Dataset entries

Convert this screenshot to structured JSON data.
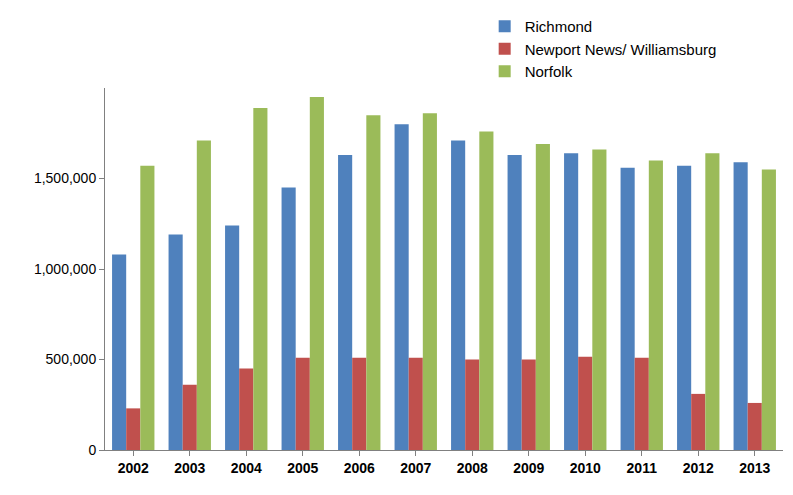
{
  "chart_data": {
    "type": "bar",
    "categories": [
      "2002",
      "2003",
      "2004",
      "2005",
      "2006",
      "2007",
      "2008",
      "2009",
      "2010",
      "2011",
      "2012",
      "2013"
    ],
    "series": [
      {
        "name": "Richmond",
        "color": "#4F81BD",
        "values": [
          1080000,
          1190000,
          1240000,
          1450000,
          1630000,
          1800000,
          1710000,
          1630000,
          1640000,
          1560000,
          1570000,
          1590000
        ]
      },
      {
        "name": "Newport News/ Williamsburg",
        "color": "#C0504D",
        "values": [
          230000,
          360000,
          450000,
          510000,
          510000,
          510000,
          500000,
          500000,
          515000,
          510000,
          310000,
          260000
        ]
      },
      {
        "name": "Norfolk",
        "color": "#9BBB59",
        "values": [
          1570000,
          1710000,
          1890000,
          1950000,
          1850000,
          1860000,
          1760000,
          1690000,
          1660000,
          1600000,
          1640000,
          1550000
        ]
      }
    ],
    "ylim": [
      0,
      2000000
    ],
    "yticks": [
      0,
      {
        "value": 500000,
        "label": "500,000"
      },
      {
        "value": 1000000,
        "label": "1,000,000"
      },
      {
        "value": 1500000,
        "label": "1,500,000"
      }
    ],
    "grid": false,
    "legend": "top-right"
  }
}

Exercise prompt: Give every line above again exactly, with no pictures.

Solved problem:
Convert this screenshot to structured JSON data.
{
  "chart_data": {
    "type": "bar",
    "categories": [
      "2002",
      "2003",
      "2004",
      "2005",
      "2006",
      "2007",
      "2008",
      "2009",
      "2010",
      "2011",
      "2012",
      "2013"
    ],
    "series": [
      {
        "name": "Richmond",
        "color": "#4F81BD",
        "values": [
          1080000,
          1190000,
          1240000,
          1450000,
          1630000,
          1800000,
          1710000,
          1630000,
          1640000,
          1560000,
          1570000,
          1590000
        ]
      },
      {
        "name": "Newport News/ Williamsburg",
        "color": "#C0504D",
        "values": [
          230000,
          360000,
          450000,
          510000,
          510000,
          510000,
          500000,
          500000,
          515000,
          510000,
          310000,
          260000
        ]
      },
      {
        "name": "Norfolk",
        "color": "#9BBB59",
        "values": [
          1570000,
          1710000,
          1890000,
          1950000,
          1850000,
          1860000,
          1760000,
          1690000,
          1660000,
          1600000,
          1640000,
          1550000
        ]
      }
    ],
    "ylim": [
      0,
      2000000
    ],
    "yticks": [
      0,
      {
        "value": 500000,
        "label": "500,000"
      },
      {
        "value": 1000000,
        "label": "1,000,000"
      },
      {
        "value": 1500000,
        "label": "1,500,000"
      }
    ],
    "grid": false,
    "legend": "top-right"
  }
}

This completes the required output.